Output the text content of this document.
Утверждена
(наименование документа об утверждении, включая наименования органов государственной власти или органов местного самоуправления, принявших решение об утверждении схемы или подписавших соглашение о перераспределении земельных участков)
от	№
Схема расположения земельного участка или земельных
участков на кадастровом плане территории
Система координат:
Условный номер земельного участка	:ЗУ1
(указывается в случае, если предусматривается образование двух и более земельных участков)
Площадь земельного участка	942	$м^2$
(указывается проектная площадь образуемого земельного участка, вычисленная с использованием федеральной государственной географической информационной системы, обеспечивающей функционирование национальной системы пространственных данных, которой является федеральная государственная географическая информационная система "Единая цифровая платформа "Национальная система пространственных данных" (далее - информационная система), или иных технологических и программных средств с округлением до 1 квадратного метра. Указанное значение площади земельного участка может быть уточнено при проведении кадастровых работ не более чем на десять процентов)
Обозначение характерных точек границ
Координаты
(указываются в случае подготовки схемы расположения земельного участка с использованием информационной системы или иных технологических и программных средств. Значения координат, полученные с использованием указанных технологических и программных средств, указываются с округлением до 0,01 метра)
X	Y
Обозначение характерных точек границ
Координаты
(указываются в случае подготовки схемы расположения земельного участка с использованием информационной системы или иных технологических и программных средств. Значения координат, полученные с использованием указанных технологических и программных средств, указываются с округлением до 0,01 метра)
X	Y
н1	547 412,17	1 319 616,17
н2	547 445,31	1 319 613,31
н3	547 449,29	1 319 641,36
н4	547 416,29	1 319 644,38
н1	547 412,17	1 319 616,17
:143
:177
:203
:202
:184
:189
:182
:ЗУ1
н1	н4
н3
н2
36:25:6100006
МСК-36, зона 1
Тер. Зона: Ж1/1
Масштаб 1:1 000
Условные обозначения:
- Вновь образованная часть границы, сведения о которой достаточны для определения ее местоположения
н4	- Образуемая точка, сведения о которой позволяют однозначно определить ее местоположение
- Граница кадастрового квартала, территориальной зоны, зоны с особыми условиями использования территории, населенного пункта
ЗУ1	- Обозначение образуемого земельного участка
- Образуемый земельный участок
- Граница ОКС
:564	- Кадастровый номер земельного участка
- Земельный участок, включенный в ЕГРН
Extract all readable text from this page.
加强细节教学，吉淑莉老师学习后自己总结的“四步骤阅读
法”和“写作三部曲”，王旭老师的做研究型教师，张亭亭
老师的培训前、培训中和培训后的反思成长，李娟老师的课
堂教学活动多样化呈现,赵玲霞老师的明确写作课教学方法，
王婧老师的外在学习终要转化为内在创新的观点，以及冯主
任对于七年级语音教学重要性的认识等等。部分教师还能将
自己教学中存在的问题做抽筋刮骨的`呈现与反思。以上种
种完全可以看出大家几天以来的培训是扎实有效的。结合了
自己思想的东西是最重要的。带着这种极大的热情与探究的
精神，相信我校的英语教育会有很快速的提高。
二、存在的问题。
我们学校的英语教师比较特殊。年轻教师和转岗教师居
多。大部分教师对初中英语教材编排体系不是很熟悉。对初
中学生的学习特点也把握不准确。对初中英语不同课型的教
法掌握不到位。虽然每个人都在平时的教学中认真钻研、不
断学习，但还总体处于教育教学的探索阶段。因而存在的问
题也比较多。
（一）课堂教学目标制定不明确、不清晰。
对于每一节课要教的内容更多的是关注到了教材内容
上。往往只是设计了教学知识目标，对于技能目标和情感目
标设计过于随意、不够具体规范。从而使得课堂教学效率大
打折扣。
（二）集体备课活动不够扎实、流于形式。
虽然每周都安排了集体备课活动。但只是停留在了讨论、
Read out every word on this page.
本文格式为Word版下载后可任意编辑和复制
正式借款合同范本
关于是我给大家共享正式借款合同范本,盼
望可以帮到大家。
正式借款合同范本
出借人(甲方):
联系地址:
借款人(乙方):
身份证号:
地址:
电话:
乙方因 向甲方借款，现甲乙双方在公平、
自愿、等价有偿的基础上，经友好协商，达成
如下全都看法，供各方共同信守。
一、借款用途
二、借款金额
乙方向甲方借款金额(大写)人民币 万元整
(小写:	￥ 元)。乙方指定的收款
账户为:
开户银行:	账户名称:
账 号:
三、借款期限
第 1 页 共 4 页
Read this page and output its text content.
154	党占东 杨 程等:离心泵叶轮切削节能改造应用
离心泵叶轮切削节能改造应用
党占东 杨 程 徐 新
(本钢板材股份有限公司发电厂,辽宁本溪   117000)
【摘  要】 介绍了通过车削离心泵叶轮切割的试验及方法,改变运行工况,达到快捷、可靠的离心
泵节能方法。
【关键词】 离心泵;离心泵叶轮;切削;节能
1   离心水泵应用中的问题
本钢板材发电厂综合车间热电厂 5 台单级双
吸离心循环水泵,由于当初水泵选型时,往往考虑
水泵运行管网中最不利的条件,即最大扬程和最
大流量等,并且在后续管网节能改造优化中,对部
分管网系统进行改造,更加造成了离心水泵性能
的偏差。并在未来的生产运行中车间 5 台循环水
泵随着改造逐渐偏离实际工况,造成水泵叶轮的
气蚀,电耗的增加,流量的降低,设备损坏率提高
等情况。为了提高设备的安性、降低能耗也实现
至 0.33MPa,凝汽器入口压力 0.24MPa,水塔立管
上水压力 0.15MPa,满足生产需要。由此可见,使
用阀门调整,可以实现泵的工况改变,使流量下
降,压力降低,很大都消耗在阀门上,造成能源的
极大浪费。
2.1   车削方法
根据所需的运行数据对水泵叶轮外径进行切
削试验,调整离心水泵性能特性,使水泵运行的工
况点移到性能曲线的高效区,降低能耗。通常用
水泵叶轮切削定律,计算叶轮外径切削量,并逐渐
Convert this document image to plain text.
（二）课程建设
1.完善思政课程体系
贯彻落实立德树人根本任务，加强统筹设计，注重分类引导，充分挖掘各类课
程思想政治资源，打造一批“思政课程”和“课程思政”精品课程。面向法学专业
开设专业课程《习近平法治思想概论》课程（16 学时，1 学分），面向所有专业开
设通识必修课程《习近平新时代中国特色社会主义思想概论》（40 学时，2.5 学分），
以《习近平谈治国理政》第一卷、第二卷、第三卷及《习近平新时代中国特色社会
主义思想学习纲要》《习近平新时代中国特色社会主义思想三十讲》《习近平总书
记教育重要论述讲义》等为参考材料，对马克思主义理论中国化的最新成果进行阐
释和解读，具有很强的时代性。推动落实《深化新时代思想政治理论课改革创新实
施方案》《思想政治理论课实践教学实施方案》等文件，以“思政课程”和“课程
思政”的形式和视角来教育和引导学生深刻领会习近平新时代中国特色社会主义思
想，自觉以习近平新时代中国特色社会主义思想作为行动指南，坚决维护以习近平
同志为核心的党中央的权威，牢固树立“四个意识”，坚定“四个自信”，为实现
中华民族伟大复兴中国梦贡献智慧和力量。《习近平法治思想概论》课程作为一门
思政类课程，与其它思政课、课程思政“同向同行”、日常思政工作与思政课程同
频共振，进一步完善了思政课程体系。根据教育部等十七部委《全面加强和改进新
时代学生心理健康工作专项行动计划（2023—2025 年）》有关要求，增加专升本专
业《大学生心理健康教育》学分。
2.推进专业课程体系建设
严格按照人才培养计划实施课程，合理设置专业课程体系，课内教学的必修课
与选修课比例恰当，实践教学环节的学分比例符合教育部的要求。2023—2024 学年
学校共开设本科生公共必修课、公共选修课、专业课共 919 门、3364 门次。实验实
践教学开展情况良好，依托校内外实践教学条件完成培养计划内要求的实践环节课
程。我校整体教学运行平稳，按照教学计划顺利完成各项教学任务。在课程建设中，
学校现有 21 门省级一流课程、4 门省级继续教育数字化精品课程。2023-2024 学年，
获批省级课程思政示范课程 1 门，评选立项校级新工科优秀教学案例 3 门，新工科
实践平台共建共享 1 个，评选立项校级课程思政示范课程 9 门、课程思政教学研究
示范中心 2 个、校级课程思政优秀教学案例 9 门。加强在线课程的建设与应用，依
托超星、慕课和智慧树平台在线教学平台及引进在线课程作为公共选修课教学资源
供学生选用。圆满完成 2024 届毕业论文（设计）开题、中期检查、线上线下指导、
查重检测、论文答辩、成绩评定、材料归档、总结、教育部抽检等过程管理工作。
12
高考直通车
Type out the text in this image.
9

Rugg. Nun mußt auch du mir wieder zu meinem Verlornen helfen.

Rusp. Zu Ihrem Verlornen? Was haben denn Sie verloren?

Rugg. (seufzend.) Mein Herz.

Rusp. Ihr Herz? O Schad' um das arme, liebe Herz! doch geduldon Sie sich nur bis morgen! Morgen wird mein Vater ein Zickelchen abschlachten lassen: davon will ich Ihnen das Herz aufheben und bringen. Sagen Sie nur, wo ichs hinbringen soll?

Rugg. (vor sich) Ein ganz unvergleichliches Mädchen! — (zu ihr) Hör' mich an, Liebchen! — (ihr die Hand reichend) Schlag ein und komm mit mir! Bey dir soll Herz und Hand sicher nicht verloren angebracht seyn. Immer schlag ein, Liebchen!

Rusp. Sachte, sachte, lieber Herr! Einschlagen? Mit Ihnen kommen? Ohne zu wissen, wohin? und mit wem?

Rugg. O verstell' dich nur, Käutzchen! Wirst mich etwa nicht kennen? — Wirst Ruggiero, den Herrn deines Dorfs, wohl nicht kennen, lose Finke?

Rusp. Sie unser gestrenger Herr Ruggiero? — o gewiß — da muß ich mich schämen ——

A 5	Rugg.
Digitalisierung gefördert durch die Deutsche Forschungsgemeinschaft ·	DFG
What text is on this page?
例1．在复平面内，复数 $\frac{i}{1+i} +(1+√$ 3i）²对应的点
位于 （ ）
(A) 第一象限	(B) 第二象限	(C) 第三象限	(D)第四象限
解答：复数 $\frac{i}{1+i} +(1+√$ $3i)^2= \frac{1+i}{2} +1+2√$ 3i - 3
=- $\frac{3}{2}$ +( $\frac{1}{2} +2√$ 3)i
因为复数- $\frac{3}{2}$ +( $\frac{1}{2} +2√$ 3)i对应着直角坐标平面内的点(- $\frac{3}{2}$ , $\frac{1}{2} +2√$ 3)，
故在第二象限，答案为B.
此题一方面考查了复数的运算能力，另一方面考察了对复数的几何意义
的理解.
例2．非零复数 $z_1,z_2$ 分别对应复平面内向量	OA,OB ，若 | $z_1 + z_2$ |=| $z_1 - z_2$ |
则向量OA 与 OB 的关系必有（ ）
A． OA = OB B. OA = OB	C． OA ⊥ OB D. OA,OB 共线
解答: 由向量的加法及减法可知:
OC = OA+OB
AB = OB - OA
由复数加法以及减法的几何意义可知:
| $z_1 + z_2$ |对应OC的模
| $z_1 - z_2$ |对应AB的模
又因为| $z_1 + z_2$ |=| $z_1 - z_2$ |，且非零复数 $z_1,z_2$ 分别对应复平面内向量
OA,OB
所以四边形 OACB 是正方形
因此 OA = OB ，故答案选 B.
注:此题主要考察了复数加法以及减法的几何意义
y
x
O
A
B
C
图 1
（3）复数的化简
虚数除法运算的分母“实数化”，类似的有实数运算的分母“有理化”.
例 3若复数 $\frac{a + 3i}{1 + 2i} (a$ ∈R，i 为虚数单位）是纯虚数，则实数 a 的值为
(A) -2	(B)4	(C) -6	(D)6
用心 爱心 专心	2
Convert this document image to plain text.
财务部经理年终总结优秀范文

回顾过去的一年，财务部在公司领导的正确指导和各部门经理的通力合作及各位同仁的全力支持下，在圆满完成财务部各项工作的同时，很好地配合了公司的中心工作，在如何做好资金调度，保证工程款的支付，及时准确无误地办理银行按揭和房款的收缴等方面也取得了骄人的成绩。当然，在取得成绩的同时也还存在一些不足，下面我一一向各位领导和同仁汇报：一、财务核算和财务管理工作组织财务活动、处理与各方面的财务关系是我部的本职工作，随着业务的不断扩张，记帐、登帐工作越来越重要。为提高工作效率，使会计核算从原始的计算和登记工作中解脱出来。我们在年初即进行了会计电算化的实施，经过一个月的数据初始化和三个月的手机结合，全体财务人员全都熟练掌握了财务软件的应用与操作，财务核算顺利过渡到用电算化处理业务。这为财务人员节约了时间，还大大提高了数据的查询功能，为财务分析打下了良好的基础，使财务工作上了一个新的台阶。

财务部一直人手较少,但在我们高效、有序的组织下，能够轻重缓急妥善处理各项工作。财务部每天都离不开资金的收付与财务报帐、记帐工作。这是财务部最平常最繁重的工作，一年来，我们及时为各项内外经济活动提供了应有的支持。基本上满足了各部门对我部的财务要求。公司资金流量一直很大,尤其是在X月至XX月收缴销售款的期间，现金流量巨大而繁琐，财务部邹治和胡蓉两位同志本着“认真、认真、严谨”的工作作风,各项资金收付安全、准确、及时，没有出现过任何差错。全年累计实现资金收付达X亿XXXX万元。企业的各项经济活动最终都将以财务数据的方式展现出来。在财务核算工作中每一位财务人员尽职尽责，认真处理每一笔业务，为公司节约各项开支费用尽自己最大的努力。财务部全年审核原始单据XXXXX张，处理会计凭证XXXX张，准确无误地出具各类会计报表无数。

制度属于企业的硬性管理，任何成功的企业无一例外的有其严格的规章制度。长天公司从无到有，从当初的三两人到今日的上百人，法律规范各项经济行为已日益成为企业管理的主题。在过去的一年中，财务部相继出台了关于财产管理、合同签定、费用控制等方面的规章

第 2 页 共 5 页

:::

> [Instruction]:
Report how many lines of the preceding records include "page". Output the number only.

> [Task answer]:
4